Texto fuente:
════════

Varias veces, sin saber manejar, Huberto tomó la súper carretera recién construida por Miguel Alemán en la que aún no había nadie, hasta que un día el psicoanalista le advirtió: “Ahora viene la verdadera prueba: vas a regresar a la casa de tu familia, les dirás que vas de vacaciones”.
“Y me fui. Juntaron a toda la familia en la casa de mi papá, pero él se las olió y todo el tiempo que estuve ahí grabó todo, había botones abajo de la mesa. Ya que murió, en sus archivos encontré las grabaciones. ¡Qué es esto, guácatelas! Días y días yo hablando. Me di cuenta de que estaba pidiendo auxilio: ‘¡Sálvenme, acójanme en mi casa!’ Además, mis papás ya se habían reconciliado; les vino un segundo aire durante el que nacieron dos hijos más, luego se volvieron a agarrar del chongo y vivieron hasta su muerte separados”.
En esas vacaciones, el joven dijo a sus padres: “‘Ya me quiero regresar, no tengo ninguna vocación’. Imagínate. ¡Yo que soy sobrino de San Luis Batis, mártir del Vaticano! Y llegó un momento en que por fin les dije que quería ser escritor. Mi papá dijo que yo tenía razón, que todo ese tiempo había sido inútil, que me había atrasado cinco años y ya no iba a poder hacer una carrera”.
La paterna aceptación
Aceptado de nuevo en su familia, al día siguiente, su padre le entregó una mesita, una vieja máquina de escribir, papel y un lápiz. Para ser escritor, eso era todo lo que el joven necesitaba, le dijo. Después de lo cual, todos los días Huberto debía escribir y su padre se dedicó a corregirle ortografía, sintaxis y todo lo necesario.

════════

Requisitos del ejercicio: Indique si cada afirmación concuerda con el texto fuente y justifique con una cita literal de las palabras que lo deciden: (a) Mientras Huberto estuvo en la casa, su padre grabó todo lo que se hablaba. (b) El padre opinó que Huberto todavía podía hacer una carrera. (c) Al día siguiente de aceptarlo de nuevo, el padre le entregó una máquina de escribir.

════════

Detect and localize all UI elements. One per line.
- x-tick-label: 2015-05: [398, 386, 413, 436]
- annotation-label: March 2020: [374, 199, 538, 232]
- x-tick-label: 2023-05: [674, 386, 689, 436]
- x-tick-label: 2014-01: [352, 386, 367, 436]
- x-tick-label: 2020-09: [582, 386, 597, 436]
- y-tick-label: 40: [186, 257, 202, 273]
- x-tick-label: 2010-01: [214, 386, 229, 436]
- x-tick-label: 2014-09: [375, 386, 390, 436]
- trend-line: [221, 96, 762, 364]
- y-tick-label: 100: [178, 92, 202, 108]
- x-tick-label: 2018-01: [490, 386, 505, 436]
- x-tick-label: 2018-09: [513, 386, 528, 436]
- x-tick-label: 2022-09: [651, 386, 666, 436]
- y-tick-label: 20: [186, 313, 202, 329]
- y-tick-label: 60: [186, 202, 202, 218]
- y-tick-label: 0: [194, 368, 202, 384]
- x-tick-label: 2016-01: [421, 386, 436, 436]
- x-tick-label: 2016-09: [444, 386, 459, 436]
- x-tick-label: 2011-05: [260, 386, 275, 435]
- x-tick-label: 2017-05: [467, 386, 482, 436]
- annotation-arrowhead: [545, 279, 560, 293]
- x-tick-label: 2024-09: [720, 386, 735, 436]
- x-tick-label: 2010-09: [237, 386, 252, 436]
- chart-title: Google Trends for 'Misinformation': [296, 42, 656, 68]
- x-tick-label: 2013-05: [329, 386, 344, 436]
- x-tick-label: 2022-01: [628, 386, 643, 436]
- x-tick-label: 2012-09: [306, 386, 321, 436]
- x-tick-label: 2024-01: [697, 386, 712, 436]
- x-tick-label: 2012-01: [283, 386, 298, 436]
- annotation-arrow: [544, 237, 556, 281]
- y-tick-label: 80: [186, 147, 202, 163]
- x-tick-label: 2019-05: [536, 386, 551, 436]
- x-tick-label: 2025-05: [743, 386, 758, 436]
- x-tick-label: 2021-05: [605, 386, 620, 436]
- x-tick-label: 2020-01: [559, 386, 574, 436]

════════

Respuesta del ejercicio:
(a) Sí: "todo el tiempo que estuve ahí grabó todo, había botones abajo de la mesa".
(b) No: "me había atrasado cinco años y ya no iba a poder hacer una carrera".
(c) Sí: "al día siguiente, su padre le entregó una mesita, una vieja máquina de escribir, papel y un lápiz".